EXERCISE REQUIREMENTS ▸
What number of lines contain the word "conduite"? Reply with the number and nothing else.

MATERIAL ▸
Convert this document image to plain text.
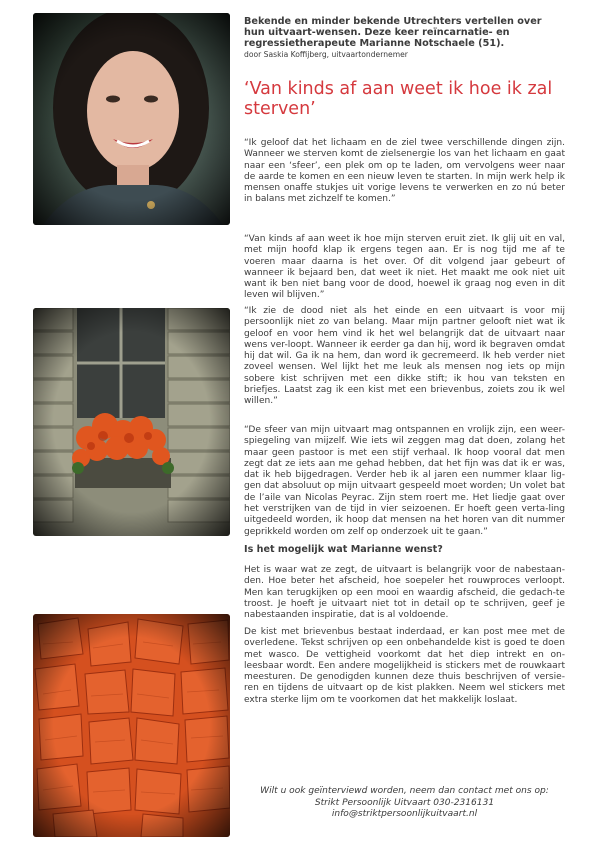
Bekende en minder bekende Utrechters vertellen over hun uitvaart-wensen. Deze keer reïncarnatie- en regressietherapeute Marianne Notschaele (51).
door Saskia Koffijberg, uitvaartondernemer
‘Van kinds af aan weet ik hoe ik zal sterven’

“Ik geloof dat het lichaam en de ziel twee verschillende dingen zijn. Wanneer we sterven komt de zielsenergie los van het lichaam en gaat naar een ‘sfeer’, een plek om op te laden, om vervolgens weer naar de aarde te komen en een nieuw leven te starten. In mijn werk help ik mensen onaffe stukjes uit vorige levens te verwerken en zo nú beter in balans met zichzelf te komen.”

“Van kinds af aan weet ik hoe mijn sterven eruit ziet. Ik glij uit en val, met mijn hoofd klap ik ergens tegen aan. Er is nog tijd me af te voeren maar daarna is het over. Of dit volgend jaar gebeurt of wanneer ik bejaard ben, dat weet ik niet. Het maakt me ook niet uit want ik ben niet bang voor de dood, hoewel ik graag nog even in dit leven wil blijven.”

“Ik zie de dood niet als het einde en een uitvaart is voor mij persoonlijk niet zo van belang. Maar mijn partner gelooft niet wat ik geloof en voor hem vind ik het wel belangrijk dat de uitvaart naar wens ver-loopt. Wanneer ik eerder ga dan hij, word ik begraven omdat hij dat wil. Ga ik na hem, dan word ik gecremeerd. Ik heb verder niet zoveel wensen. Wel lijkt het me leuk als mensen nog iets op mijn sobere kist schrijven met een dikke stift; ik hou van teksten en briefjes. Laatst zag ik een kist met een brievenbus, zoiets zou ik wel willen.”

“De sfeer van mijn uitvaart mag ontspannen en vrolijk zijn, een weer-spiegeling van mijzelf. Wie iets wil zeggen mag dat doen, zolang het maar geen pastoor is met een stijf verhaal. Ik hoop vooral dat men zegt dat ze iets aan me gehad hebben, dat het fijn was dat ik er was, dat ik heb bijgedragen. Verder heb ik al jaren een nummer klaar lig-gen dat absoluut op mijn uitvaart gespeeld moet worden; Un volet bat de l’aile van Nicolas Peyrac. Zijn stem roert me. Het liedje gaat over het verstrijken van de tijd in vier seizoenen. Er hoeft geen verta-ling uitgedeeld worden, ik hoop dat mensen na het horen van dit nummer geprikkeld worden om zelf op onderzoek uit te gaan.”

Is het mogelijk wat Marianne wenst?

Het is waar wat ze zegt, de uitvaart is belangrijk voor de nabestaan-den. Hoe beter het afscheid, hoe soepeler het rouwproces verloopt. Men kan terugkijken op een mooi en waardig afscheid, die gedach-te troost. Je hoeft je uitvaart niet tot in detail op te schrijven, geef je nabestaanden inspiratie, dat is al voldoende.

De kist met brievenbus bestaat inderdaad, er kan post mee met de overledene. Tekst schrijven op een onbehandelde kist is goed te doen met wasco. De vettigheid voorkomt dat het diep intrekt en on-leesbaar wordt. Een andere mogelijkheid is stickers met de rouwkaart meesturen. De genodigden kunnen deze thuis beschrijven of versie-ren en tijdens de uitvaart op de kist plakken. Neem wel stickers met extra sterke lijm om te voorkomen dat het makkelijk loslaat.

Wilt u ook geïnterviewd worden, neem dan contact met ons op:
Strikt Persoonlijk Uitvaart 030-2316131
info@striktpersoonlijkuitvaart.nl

* * *

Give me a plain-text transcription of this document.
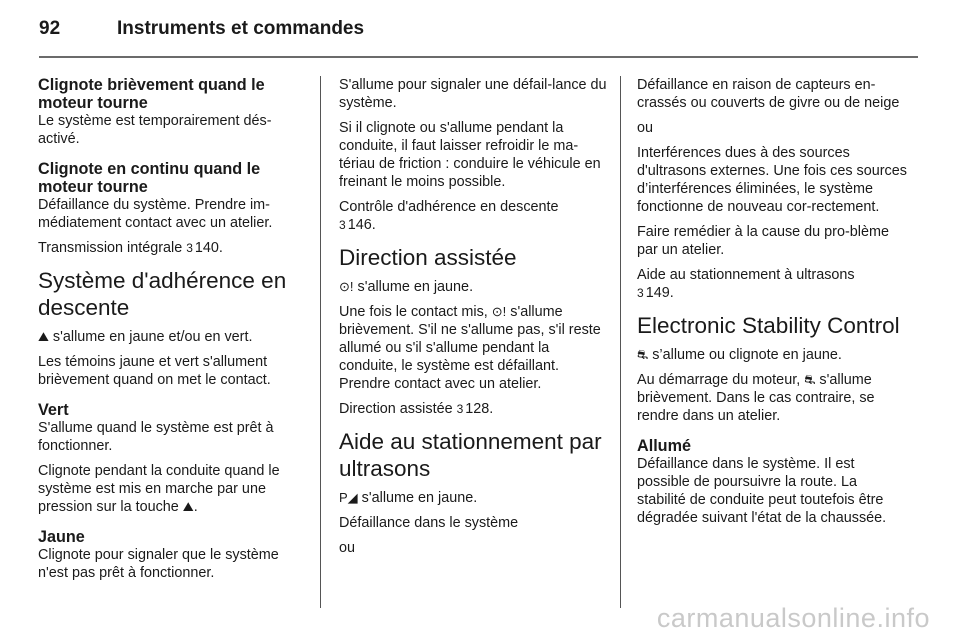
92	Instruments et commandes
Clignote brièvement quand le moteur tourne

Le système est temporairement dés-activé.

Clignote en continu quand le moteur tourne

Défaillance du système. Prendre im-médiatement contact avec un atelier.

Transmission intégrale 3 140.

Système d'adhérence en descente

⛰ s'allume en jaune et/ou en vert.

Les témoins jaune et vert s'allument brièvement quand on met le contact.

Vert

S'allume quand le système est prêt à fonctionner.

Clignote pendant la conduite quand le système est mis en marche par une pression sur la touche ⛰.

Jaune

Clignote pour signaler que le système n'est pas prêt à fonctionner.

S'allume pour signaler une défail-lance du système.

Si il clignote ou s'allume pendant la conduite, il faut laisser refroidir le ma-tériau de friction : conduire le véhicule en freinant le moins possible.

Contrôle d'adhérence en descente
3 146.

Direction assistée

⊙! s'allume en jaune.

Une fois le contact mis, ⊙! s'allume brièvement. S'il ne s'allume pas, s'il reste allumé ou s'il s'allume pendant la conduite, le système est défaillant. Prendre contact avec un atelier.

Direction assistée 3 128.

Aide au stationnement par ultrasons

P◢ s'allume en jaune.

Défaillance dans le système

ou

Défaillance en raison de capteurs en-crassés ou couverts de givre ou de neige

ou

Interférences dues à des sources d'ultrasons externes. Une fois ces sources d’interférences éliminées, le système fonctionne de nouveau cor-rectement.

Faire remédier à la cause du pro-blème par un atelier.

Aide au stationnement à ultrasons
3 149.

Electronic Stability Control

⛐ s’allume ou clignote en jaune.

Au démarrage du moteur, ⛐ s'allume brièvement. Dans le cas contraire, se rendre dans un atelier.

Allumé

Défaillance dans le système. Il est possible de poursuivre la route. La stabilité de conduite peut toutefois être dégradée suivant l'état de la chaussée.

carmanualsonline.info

WRITTEN REPLY ▸
4